- _Task requirements_: Output every line of the data exactly as it appears.

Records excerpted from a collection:
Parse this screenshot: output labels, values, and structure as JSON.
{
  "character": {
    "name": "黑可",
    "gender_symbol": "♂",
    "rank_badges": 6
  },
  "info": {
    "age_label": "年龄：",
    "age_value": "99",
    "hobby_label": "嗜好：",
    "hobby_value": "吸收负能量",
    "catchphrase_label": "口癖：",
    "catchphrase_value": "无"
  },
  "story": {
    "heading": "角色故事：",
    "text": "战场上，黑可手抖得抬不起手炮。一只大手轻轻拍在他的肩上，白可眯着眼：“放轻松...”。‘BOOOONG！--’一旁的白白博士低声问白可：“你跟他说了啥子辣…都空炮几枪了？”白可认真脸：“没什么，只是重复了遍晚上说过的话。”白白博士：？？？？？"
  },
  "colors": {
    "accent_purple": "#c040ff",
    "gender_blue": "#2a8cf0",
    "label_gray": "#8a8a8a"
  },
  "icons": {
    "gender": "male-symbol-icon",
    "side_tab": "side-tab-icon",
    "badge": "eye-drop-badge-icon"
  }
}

- _Solved exercise_:
Parse this screenshot: output labels, values, and structure as JSON.
{
  "character": {
    "name": "黑可",
    "gender_symbol": "♂",
    "rank_badges": 6
  },
  "info": {
    "age_label": "年龄：",
    "age_value": "99",
    "hobby_label": "嗜好：",
    "hobby_value": "吸收负能量",
    "catchphrase_label": "口癖：",
    "catchphrase_value": "无"
  },
  "story": {
    "heading": "角色故事：",
    "text": "战场上，黑可手抖得抬不起手炮。一只大手轻轻拍在他的肩上，白可眯着眼：“放轻松...”。‘BOOOONG！--’一旁的白白博士低声问白可：“你跟他说了啥子辣…都空炮几枪了？”白可认真脸：“没什么，只是重复了遍晚上说过的话。”白白博士：？？？？？"
  },
  "colors": {
    "accent_purple": "#c040ff",
    "gender_blue": "#2a8cf0",
    "label_gray": "#8a8a8a"
  },
  "icons": {
    "gender": "male-symbol-icon",
    "side_tab": "side-tab-icon",
    "badge": "eye-drop-badge-icon"
  }
}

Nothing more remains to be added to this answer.